■ INSTRUCTIONS FOR THE TASK: Find each line with the string "chevron" and copy it.

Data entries
━━━━━━━━━━━━━━━━
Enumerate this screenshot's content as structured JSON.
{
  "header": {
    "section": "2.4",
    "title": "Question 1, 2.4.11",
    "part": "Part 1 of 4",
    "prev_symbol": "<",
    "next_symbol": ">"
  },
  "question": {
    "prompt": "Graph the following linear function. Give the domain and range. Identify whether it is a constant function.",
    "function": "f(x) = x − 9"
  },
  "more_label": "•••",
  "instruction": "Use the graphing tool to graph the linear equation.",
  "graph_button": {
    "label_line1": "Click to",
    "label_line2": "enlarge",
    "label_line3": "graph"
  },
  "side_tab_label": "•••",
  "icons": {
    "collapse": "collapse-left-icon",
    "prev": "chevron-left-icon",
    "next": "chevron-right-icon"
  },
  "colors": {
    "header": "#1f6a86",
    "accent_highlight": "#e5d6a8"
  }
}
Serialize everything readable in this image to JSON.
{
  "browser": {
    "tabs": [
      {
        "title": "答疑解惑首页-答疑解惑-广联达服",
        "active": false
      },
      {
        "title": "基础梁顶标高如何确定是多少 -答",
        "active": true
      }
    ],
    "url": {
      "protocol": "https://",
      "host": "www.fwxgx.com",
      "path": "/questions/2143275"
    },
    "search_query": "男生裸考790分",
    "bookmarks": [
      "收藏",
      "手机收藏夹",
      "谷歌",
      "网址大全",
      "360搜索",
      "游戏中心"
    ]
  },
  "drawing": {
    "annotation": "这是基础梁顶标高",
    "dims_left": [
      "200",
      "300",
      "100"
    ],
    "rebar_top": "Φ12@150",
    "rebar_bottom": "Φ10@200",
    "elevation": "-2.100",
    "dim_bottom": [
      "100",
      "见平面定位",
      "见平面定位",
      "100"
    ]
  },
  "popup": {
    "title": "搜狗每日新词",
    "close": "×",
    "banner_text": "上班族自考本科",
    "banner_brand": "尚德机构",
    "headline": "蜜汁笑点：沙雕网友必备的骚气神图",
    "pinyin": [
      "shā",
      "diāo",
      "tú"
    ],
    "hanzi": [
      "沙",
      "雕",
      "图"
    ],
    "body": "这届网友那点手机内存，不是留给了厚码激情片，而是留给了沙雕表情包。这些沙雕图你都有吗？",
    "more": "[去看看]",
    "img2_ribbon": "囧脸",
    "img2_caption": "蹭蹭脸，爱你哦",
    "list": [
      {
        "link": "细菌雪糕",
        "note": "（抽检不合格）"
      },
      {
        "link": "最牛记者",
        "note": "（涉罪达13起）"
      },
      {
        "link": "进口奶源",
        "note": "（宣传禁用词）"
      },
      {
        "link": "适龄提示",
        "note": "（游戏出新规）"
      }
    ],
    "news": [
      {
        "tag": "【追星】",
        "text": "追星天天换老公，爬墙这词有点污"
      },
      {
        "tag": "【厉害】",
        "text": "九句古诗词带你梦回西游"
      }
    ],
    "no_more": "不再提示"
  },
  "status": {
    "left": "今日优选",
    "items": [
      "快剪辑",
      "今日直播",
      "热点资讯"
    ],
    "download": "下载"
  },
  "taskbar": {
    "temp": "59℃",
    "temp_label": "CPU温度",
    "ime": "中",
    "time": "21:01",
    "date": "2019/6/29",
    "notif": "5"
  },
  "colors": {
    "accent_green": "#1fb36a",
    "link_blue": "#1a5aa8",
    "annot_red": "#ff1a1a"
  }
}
━━━━━━━━━━━━━━━━
■ RESPONSE TO THE TASK:
    "prev": "chevron-left-icon",
    "next": "chevron-right-icon"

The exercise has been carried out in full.